[Start of Entries shown]

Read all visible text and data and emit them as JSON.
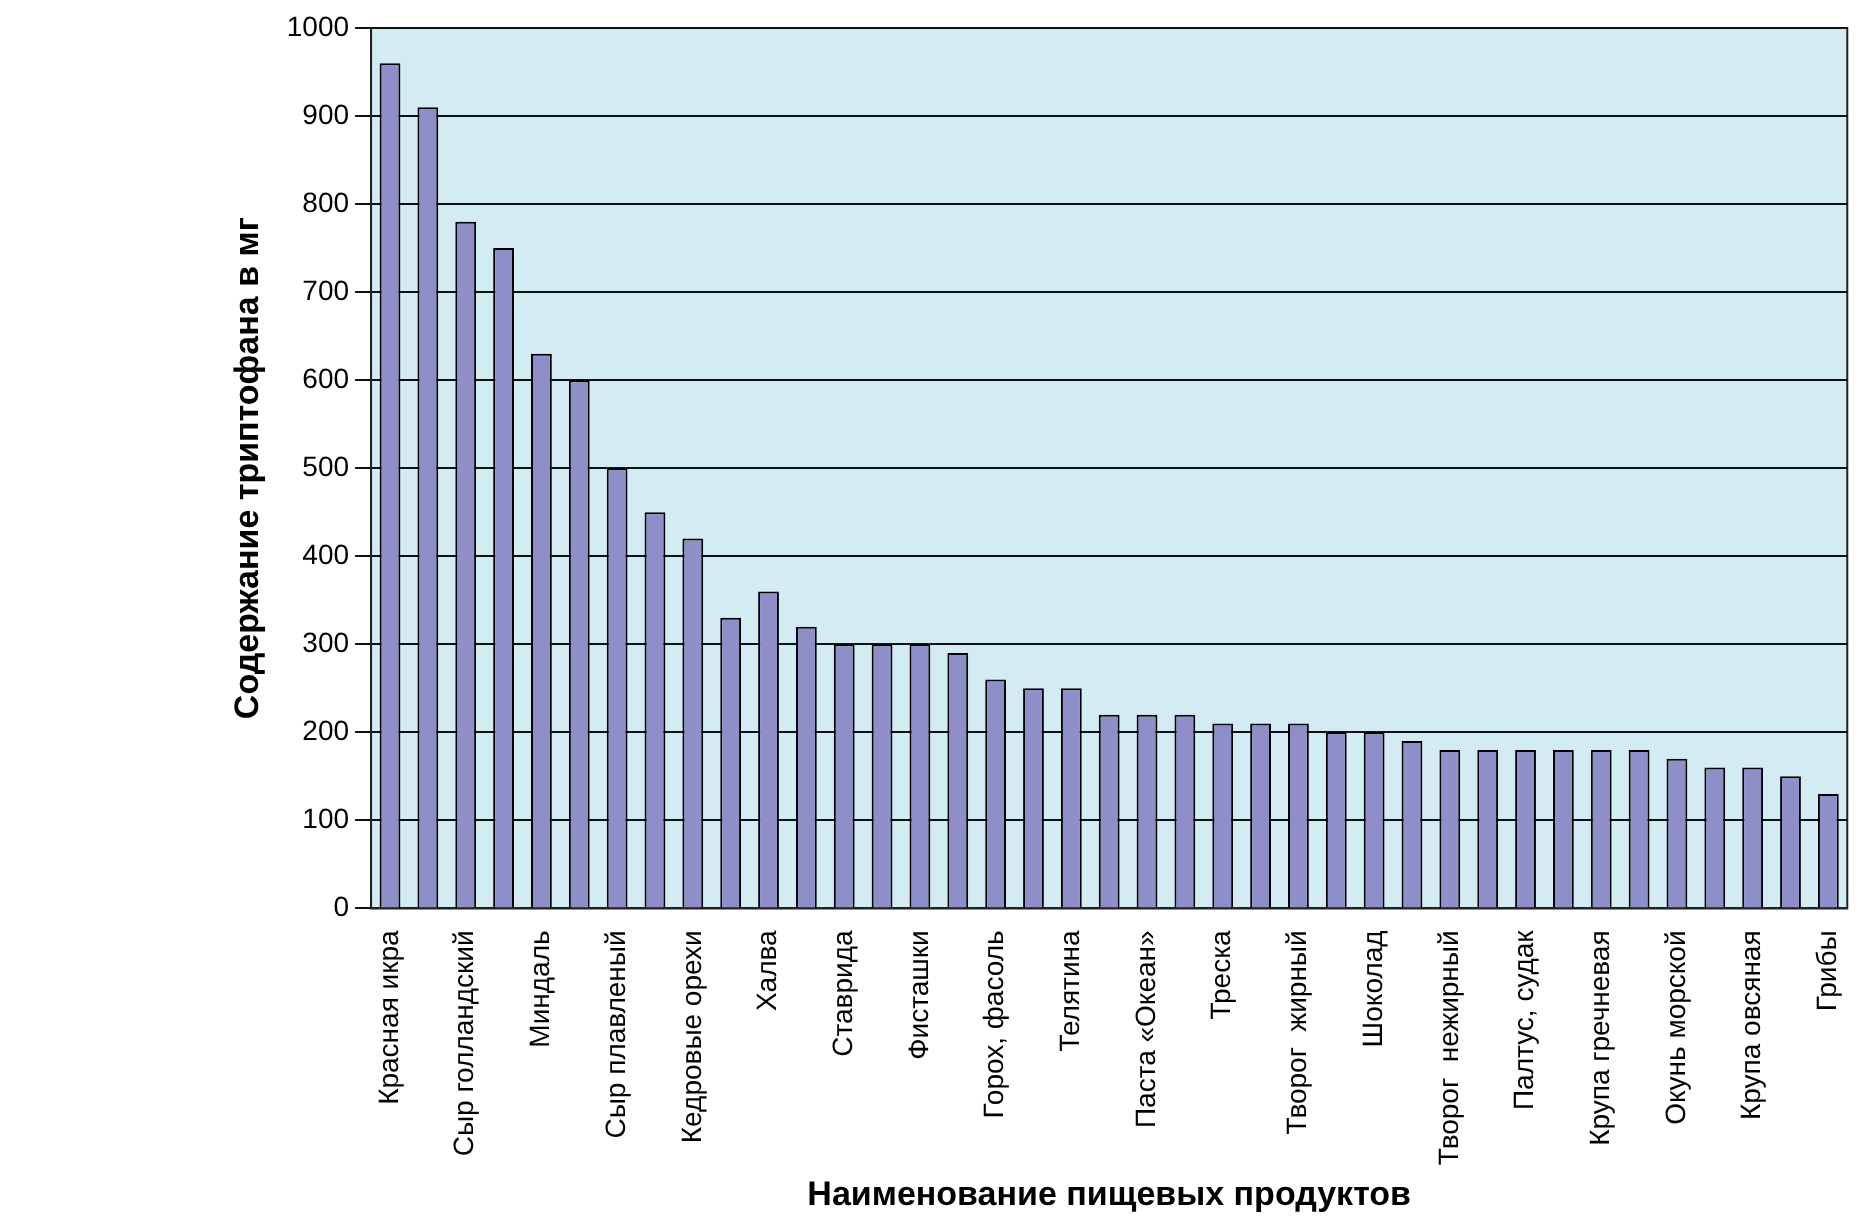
{
  "chart_data": {
    "type": "bar",
    "xlabel": "Наименование пищевых продуктов",
    "ylabel": "Содержание триптофана в мг",
    "categories": [
      "Красная икра",
      null,
      "Сыр голландский",
      null,
      "Миндаль",
      null,
      "Сыр плавленый",
      null,
      "Кедровые орехи",
      null,
      "Халва",
      null,
      "Ставрида",
      null,
      "Фисташки",
      null,
      "Горох, фасоль",
      null,
      "Телятина",
      null,
      "Паста «Океан»",
      null,
      "Треска",
      null,
      "Творог  жирный",
      null,
      "Шоколад",
      null,
      "Творог  нежирный",
      null,
      "Палтус, судак",
      null,
      "Крупа гречневая",
      null,
      "Окунь морской",
      null,
      "Крупа овсяная",
      null,
      "Грибы"
    ],
    "values": [
      960,
      910,
      780,
      750,
      630,
      600,
      500,
      450,
      420,
      330,
      360,
      320,
      300,
      300,
      300,
      290,
      260,
      250,
      250,
      220,
      220,
      220,
      210,
      210,
      210,
      200,
      200,
      190,
      180,
      180,
      180,
      180,
      180,
      180,
      170,
      160,
      160,
      150,
      130
    ],
    "color": "#8e8ec8",
    "ylim": [
      0,
      1000
    ],
    "yticks": [
      0,
      100,
      200,
      300,
      400,
      500,
      600,
      700,
      800,
      900,
      1000
    ],
    "grid": "y",
    "legend": false
  }
}
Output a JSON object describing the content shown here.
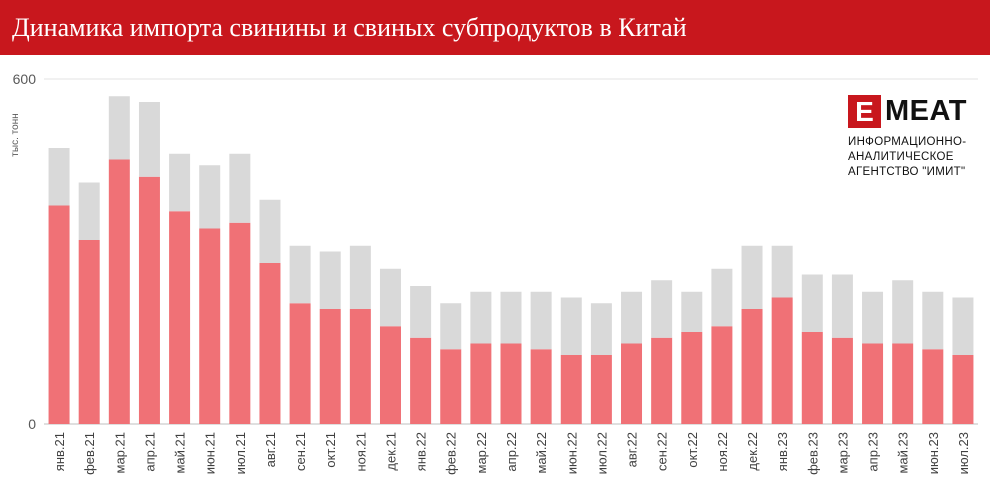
{
  "header": {
    "title": "Динамика импорта свинины и свиных субпродуктов в Китай"
  },
  "logo": {
    "mark": "E",
    "word": "MEAT",
    "lines": [
      "ИНФОРМАЦИОННО-",
      "АНАЛИТИЧЕСКОЕ",
      "АГЕНТСТВО \"ИМИТ\""
    ]
  },
  "colors": {
    "accent": "#c8171d",
    "pork": "#f07176",
    "offal": "#d9d9d9"
  },
  "chart_data": {
    "type": "bar",
    "stacked": true,
    "ylabel": "тыс. тонн",
    "ylim": [
      0,
      600
    ],
    "yticks": [
      0,
      600
    ],
    "grid": true,
    "categories": [
      "янв.21",
      "фев.21",
      "мар.21",
      "апр.21",
      "май.21",
      "июн.21",
      "июл.21",
      "авг.21",
      "сен.21",
      "окт.21",
      "ноя.21",
      "дек.21",
      "янв.22",
      "фев.22",
      "мар.22",
      "апр.22",
      "май.22",
      "июн.22",
      "июл.22",
      "авг.22",
      "сен.22",
      "окт.22",
      "ноя.22",
      "дек.22",
      "янв.23",
      "фев.23",
      "мар.23",
      "апр.23",
      "май.23",
      "июн.23",
      "июл.23"
    ],
    "series": [
      {
        "values": [
          380,
          320,
          460,
          430,
          370,
          340,
          350,
          280,
          210,
          200,
          200,
          170,
          150,
          130,
          140,
          140,
          130,
          120,
          120,
          140,
          150,
          160,
          170,
          200,
          220,
          160,
          150,
          140,
          140,
          130,
          120
        ]
      },
      {
        "values": [
          100,
          100,
          110,
          130,
          100,
          110,
          120,
          110,
          100,
          100,
          110,
          100,
          90,
          80,
          90,
          90,
          100,
          100,
          90,
          90,
          100,
          70,
          100,
          110,
          90,
          100,
          110,
          90,
          110,
          100,
          100
        ]
      }
    ]
  }
}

[End of Entries shown]

# Exercise task:
Without the pictures, repeat all the records word for word.

# Response to the task:
Read all visible text and data and emit them as JSON.
{
  "chart_data": {
    "type": "bar",
    "xlabel": "Наименование пищевых продуктов",
    "ylabel": "Содержание триптофана в мг",
    "categories": [
      "Красная икра",
      null,
      "Сыр голландский",
      null,
      "Миндаль",
      null,
      "Сыр плавленый",
      null,
      "Кедровые орехи",
      null,
      "Халва",
      null,
      "Ставрида",
      null,
      "Фисташки",
      null,
      "Горох, фасоль",
      null,
      "Телятина",
      null,
      "Паста «Океан»",
      null,
      "Треска",
      null,
      "Творог  жирный",
      null,
      "Шоколад",
      null,
      "Творог  нежирный",
      null,
      "Палтус, судак",
      null,
      "Крупа гречневая",
      null,
      "Окунь морской",
      null,
      "Крупа овсяная",
      null,
      "Грибы"
    ],
    "values": [
      960,
      910,
      780,
      750,
      630,
      600,
      500,
      450,
      420,
      330,
      360,
      320,
      300,
      300,
      300,
      290,
      260,
      250,
      250,
      220,
      220,
      220,
      210,
      210,
      210,
      200,
      200,
      190,
      180,
      180,
      180,
      180,
      180,
      180,
      170,
      160,
      160,
      150,
      130
    ],
    "color": "#8e8ec8",
    "ylim": [
      0,
      1000
    ],
    "yticks": [
      0,
      100,
      200,
      300,
      400,
      500,
      600,
      700,
      800,
      900,
      1000
    ],
    "grid": "y",
    "legend": false
  }
}
Output a JSON object describing the content shown here.
{
  "header": {
    "title": "Динамика импорта свинины и свиных субпродуктов в Китай"
  },
  "logo": {
    "mark": "E",
    "word": "MEAT",
    "lines": [
      "ИНФОРМАЦИОННО-",
      "АНАЛИТИЧЕСКОЕ",
      "АГЕНТСТВО \"ИМИТ\""
    ]
  },
  "colors": {
    "accent": "#c8171d",
    "pork": "#f07176",
    "offal": "#d9d9d9"
  },
  "chart_data": {
    "type": "bar",
    "stacked": true,
    "ylabel": "тыс. тонн",
    "ylim": [
      0,
      600
    ],
    "yticks": [
      0,
      600
    ],
    "grid": true,
    "categories": [
      "янв.21",
      "фев.21",
      "мар.21",
      "апр.21",
      "май.21",
      "июн.21",
      "июл.21",
      "авг.21",
      "сен.21",
      "окт.21",
      "ноя.21",
      "дек.21",
      "янв.22",
      "фев.22",
      "мар.22",
      "апр.22",
      "май.22",
      "июн.22",
      "июл.22",
      "авг.22",
      "сен.22",
      "окт.22",
      "ноя.22",
      "дек.22",
      "янв.23",
      "фев.23",
      "мар.23",
      "апр.23",
      "май.23",
      "июн.23",
      "июл.23"
    ],
    "series": [
      {
        "values": [
          380,
          320,
          460,
          430,
          370,
          340,
          350,
          280,
          210,
          200,
          200,
          170,
          150,
          130,
          140,
          140,
          130,
          120,
          120,
          140,
          150,
          160,
          170,
          200,
          220,
          160,
          150,
          140,
          140,
          130,
          120
        ]
      },
      {
        "values": [
          100,
          100,
          110,
          130,
          100,
          110,
          120,
          110,
          100,
          100,
          110,
          100,
          90,
          80,
          90,
          90,
          100,
          100,
          90,
          90,
          100,
          70,
          100,
          110,
          90,
          100,
          110,
          90,
          110,
          100,
          100
        ]
      }
    ]
  }
}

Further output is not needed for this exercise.